• _Supplied records_
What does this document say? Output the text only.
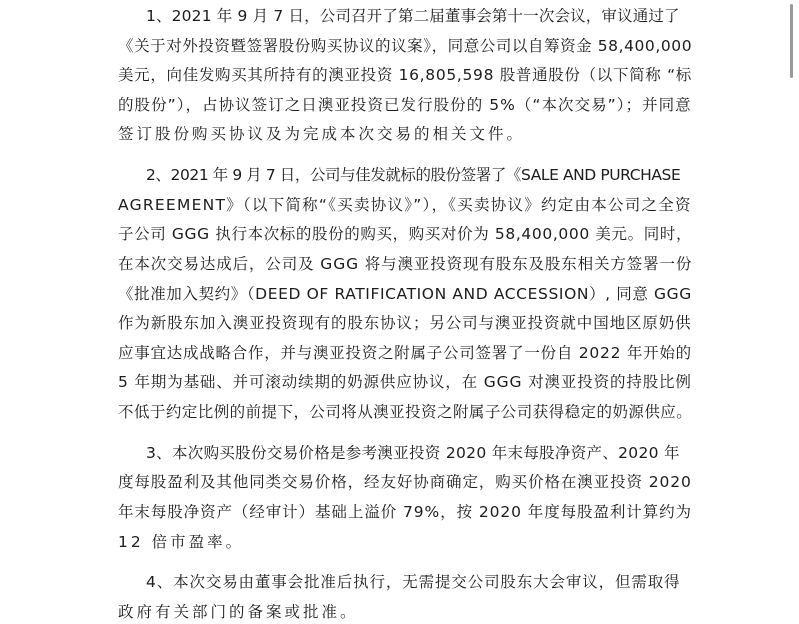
1、2021 年 9 月 7 日，公司召开了第二届董事会第十一次会议，审议通过了
《关于对外投资暨签署股份购买协议的议案》，同意公司以自筹资金 58,400,000
美元，向佳发购买其所持有的澳亚投资 16,805,598 股普通股份（以下简称 “标
的股份”），占协议签订之日澳亚投资已发行股份的 5%（“本次交易”）；并同意
签订股份购买协议及为完成本次交易的相关文件。
2、2021 年 9 月 7 日，公司与佳发就标的股份签署了《SALE AND PURCHASE
AGREEMENT》（以下简称“《买卖协议》”），《买卖协议》约定由本公司之全资
子公司 GGG 执行本次标的股份的购买，购买对价为 58,400,000 美元。同时，
在本次交易达成后，公司及 GGG 将与澳亚投资现有股东及股东相关方签署一份
《批准加入契约》（DEED OF RATIFICATION AND ACCESSION）, 同意 GGG
作为新股东加入澳亚投资现有的股东协议；另公司与澳亚投资就中国地区原奶供
应事宜达成战略合作，并与澳亚投资之附属子公司签署了一份自 2022 年开始的
5 年期为基础、并可滚动续期的奶源供应协议，在 GGG 对澳亚投资的持股比例
不低于约定比例的前提下，公司将从澳亚投资之附属子公司获得稳定的奶源供应。
3、本次购买股份交易价格是参考澳亚投资 2020 年末每股净资产、2020 年
度每股盈利及其他同类交易价格，经友好协商确定，购买价格在澳亚投资 2020
年末每股净资产（经审计）基础上溢价 79%，按 2020 年度每股盈利计算约为
12 倍市盈率。
4、本次交易由董事会批准后执行，无需提交公司股东大会审议，但需取得
政府有关部门的备案或批准。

• _Your task_
From the entries above, copy every line containing the word "以下简称".

• _Correct result_
美元，向佳发购买其所持有的澳亚投资 16,805,598 股普通股份（以下简称 “标
AGREEMENT》（以下简称“《买卖协议》”），《买卖协议》约定由本公司之全资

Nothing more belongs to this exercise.